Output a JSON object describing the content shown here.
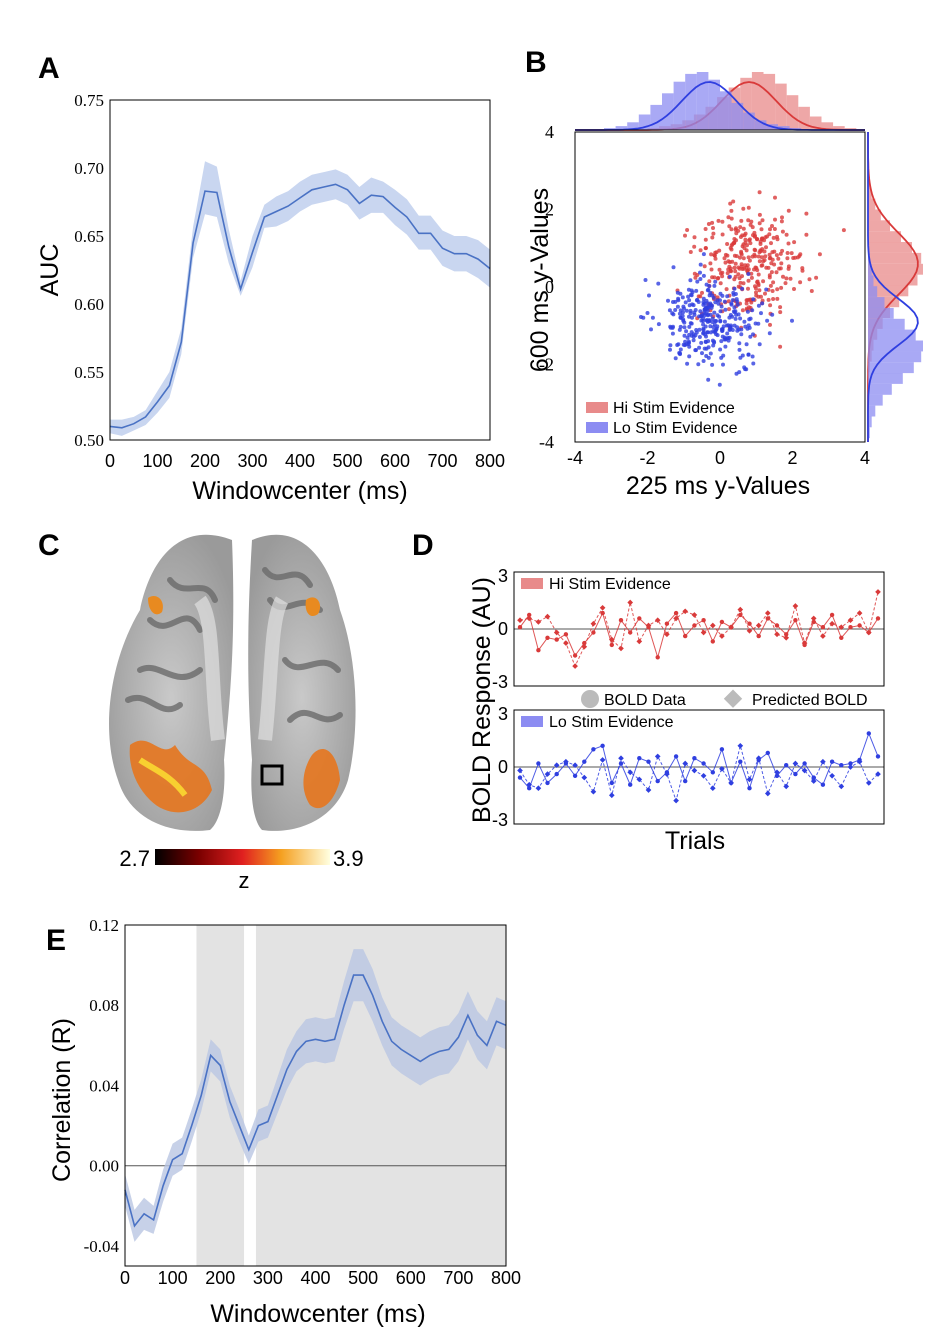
{
  "panels": {
    "a": "A",
    "b": "B",
    "c": "C",
    "d": "D",
    "e": "E"
  },
  "colors": {
    "auc_line": "#4a72c4",
    "auc_band": "#c9d6f0",
    "hi": "#d93a3a",
    "lo": "#2f3fe0",
    "hi_bar": "#e88a8a",
    "lo_bar": "#8c8cf2",
    "shade": "#e3e3e3",
    "corr_line": "#4a72c4",
    "corr_band": "#b9c6e2"
  },
  "chart_data": [
    {
      "panel": "A",
      "type": "line",
      "title": "",
      "xlabel": "Windowcenter (ms)",
      "ylabel": "AUC",
      "xlim": [
        0,
        800
      ],
      "ylim": [
        0.5,
        0.75
      ],
      "xticks": [
        0,
        100,
        200,
        300,
        400,
        500,
        600,
        700,
        800
      ],
      "yticks": [
        "0.50",
        "0.55",
        "0.60",
        "0.65",
        "0.70",
        "0.75"
      ],
      "x": [
        0,
        25,
        50,
        75,
        100,
        125,
        150,
        175,
        200,
        225,
        250,
        275,
        300,
        325,
        350,
        375,
        400,
        425,
        450,
        475,
        500,
        525,
        550,
        575,
        600,
        625,
        650,
        675,
        700,
        725,
        750,
        775,
        800
      ],
      "series": [
        {
          "values": [
            0.51,
            0.509,
            0.512,
            0.517,
            0.528,
            0.54,
            0.572,
            0.645,
            0.683,
            0.682,
            0.642,
            0.611,
            0.638,
            0.664,
            0.668,
            0.672,
            0.678,
            0.684,
            0.686,
            0.688,
            0.684,
            0.674,
            0.68,
            0.679,
            0.671,
            0.664,
            0.652,
            0.652,
            0.641,
            0.637,
            0.637,
            0.633,
            0.626
          ],
          "lower": [
            0.505,
            0.503,
            0.507,
            0.511,
            0.52,
            0.531,
            0.563,
            0.634,
            0.666,
            0.664,
            0.63,
            0.606,
            0.627,
            0.656,
            0.657,
            0.661,
            0.668,
            0.673,
            0.675,
            0.677,
            0.673,
            0.662,
            0.667,
            0.667,
            0.658,
            0.651,
            0.64,
            0.64,
            0.628,
            0.624,
            0.624,
            0.619,
            0.612
          ],
          "upper": [
            0.515,
            0.515,
            0.517,
            0.522,
            0.536,
            0.55,
            0.582,
            0.657,
            0.705,
            0.701,
            0.655,
            0.617,
            0.65,
            0.673,
            0.679,
            0.683,
            0.69,
            0.695,
            0.697,
            0.699,
            0.695,
            0.686,
            0.693,
            0.69,
            0.684,
            0.677,
            0.665,
            0.665,
            0.654,
            0.65,
            0.65,
            0.647,
            0.64
          ]
        }
      ],
      "grid": false
    },
    {
      "panel": "B",
      "type": "scatter",
      "xlabel": "225 ms y-Values",
      "ylabel": "600 ms y-Values",
      "xlim": [
        -4,
        4
      ],
      "ylim": [
        -4,
        4
      ],
      "xticks": [
        "-4",
        "-2",
        "0",
        "2",
        "4"
      ],
      "yticks": [
        "-4",
        "-2",
        "0",
        "2",
        "4"
      ],
      "series": [
        {
          "name": "Hi Stim Evidence",
          "mean": [
            0.8,
            0.6
          ],
          "sd": [
            0.75,
            0.8
          ],
          "hist": [
            1,
            2,
            3,
            5,
            8,
            12,
            17,
            22,
            27,
            30,
            29,
            24,
            18,
            12,
            7,
            4,
            2,
            1
          ]
        },
        {
          "name": "Lo Stim Evidence",
          "mean": [
            -0.3,
            -0.9
          ],
          "sd": [
            0.75,
            0.6
          ],
          "hist": [
            1,
            2,
            4,
            8,
            13,
            19,
            25,
            29,
            30,
            26,
            20,
            14,
            9,
            5,
            3,
            2,
            1,
            0
          ]
        }
      ],
      "legend": "bottom-left",
      "grid": false
    },
    {
      "panel": "C",
      "type": "heatmap",
      "colorbar": {
        "min": "2.7",
        "max": "3.9",
        "label": "z"
      }
    },
    {
      "panel": "D",
      "type": "line",
      "xlabel": "Trials",
      "ylabel": "BOLD Response (AU)",
      "ylim": [
        -3,
        3
      ],
      "yticks": [
        "-3",
        "0",
        "3"
      ],
      "legend_markers": {
        "data": "BOLD Data",
        "predicted": "Predicted BOLD"
      },
      "series": [
        {
          "name": "Hi Stim Evidence",
          "data": [
            0.1,
            0.8,
            -1.2,
            -0.5,
            -0.6,
            -0.3,
            -1.5,
            -0.8,
            -0.2,
            0.9,
            -0.9,
            0.5,
            -0.2,
            0.6,
            0.1,
            -1.6,
            0.3,
            0.9,
            -0.4,
            0.2,
            0.5,
            -0.7,
            0.4,
            0.1,
            0.8,
            0.3,
            -0.4,
            0.6,
            0.2,
            -0.3,
            0.5,
            -0.9,
            0.4,
            0.1,
            0.8,
            -0.5,
            0.1,
            0.2,
            -0.2,
            0.6
          ],
          "predicted": [
            0.5,
            0.6,
            0.4,
            0.7,
            -0.2,
            -0.8,
            -2.1,
            -1.0,
            0.3,
            1.2,
            -0.6,
            -1.1,
            1.5,
            -0.7,
            0.2,
            0.5,
            -0.3,
            0.6,
            1.0,
            0.8,
            -0.2,
            0.2,
            -0.4,
            0.1,
            1.1,
            -0.1,
            0.2,
            0.9,
            -0.3,
            -0.5,
            1.3,
            -0.8,
            0.6,
            -0.4,
            0.3,
            0.1,
            0.5,
            0.9,
            -0.2,
            2.1
          ]
        },
        {
          "name": "Lo Stim Evidence",
          "data": [
            -0.6,
            -1.2,
            0.2,
            -0.9,
            -0.4,
            0.2,
            -0.5,
            0.3,
            1.0,
            1.2,
            -0.9,
            0.2,
            -1.0,
            0.5,
            0.3,
            -0.8,
            -0.3,
            0.6,
            -0.8,
            0.5,
            0.2,
            -0.3,
            1.0,
            -0.9,
            0.3,
            -1.2,
            0.4,
            0.8,
            -0.5,
            0.1,
            -0.4,
            0.2,
            -0.6,
            -1.0,
            0.3,
            0.1,
            0.2,
            0.4,
            1.9,
            0.6
          ],
          "predicted": [
            -0.2,
            -1.0,
            -1.2,
            -0.4,
            0.1,
            0.3,
            0.1,
            -0.6,
            -1.4,
            0.4,
            -1.6,
            0.5,
            -0.3,
            -0.7,
            -1.3,
            0.6,
            -0.4,
            -1.9,
            0.2,
            -0.2,
            -0.5,
            -1.2,
            -0.1,
            -0.9,
            1.2,
            -0.7,
            0.5,
            -1.5,
            -0.3,
            -1.1,
            0.2,
            -0.2,
            -0.8,
            0.3,
            -0.5,
            -1.1,
            0.0,
            0.3,
            -0.9,
            -0.4
          ]
        }
      ],
      "grid": false
    },
    {
      "panel": "E",
      "type": "line",
      "xlabel": "Windowcenter (ms)",
      "ylabel": "Correlation (R)",
      "xlim": [
        0,
        800
      ],
      "ylim": [
        -0.05,
        0.12
      ],
      "xticks": [
        0,
        100,
        200,
        300,
        400,
        500,
        600,
        700,
        800
      ],
      "yticks": [
        "-0.04",
        "0.00",
        "0.04",
        "0.08",
        "0.12"
      ],
      "shaded_x": [
        [
          150,
          250
        ],
        [
          275,
          800
        ]
      ],
      "x": [
        0,
        20,
        40,
        60,
        80,
        100,
        120,
        140,
        160,
        180,
        200,
        220,
        240,
        260,
        280,
        300,
        320,
        340,
        360,
        380,
        400,
        420,
        440,
        460,
        480,
        500,
        520,
        540,
        560,
        580,
        600,
        620,
        640,
        660,
        680,
        700,
        720,
        740,
        760,
        780,
        800
      ],
      "series": [
        {
          "values": [
            -0.012,
            -0.03,
            -0.024,
            -0.027,
            -0.01,
            0.003,
            0.006,
            0.02,
            0.035,
            0.055,
            0.05,
            0.032,
            0.02,
            0.008,
            0.02,
            0.022,
            0.035,
            0.048,
            0.057,
            0.062,
            0.063,
            0.062,
            0.063,
            0.08,
            0.095,
            0.095,
            0.085,
            0.072,
            0.062,
            0.058,
            0.055,
            0.052,
            0.055,
            0.057,
            0.058,
            0.064,
            0.075,
            0.065,
            0.06,
            0.072,
            0.07
          ],
          "lower": [
            -0.02,
            -0.038,
            -0.032,
            -0.034,
            -0.018,
            -0.005,
            -0.002,
            0.012,
            0.027,
            0.047,
            0.042,
            0.024,
            0.012,
            0.001,
            0.012,
            0.014,
            0.026,
            0.038,
            0.047,
            0.051,
            0.052,
            0.051,
            0.052,
            0.068,
            0.082,
            0.082,
            0.072,
            0.06,
            0.05,
            0.046,
            0.043,
            0.04,
            0.043,
            0.045,
            0.046,
            0.052,
            0.063,
            0.053,
            0.048,
            0.06,
            0.058
          ],
          "upper": [
            -0.004,
            -0.022,
            -0.016,
            -0.02,
            -0.002,
            0.011,
            0.014,
            0.028,
            0.043,
            0.063,
            0.058,
            0.04,
            0.028,
            0.015,
            0.028,
            0.03,
            0.044,
            0.058,
            0.067,
            0.073,
            0.074,
            0.073,
            0.074,
            0.092,
            0.108,
            0.108,
            0.098,
            0.084,
            0.074,
            0.07,
            0.067,
            0.064,
            0.067,
            0.069,
            0.07,
            0.076,
            0.087,
            0.077,
            0.072,
            0.084,
            0.082
          ]
        }
      ],
      "grid": false
    }
  ]
}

▬▬▬▬▬▬▬▬▬▬

__Directive__
Select every line above that contains the word "xlabel", and copy it.

__The reply__
      "xlabel": "Windowcenter (ms)",
      "xlabel": "225 ms y-Values",
      "xlabel": "Trials",
      "xlabel": "Windowcenter (ms)",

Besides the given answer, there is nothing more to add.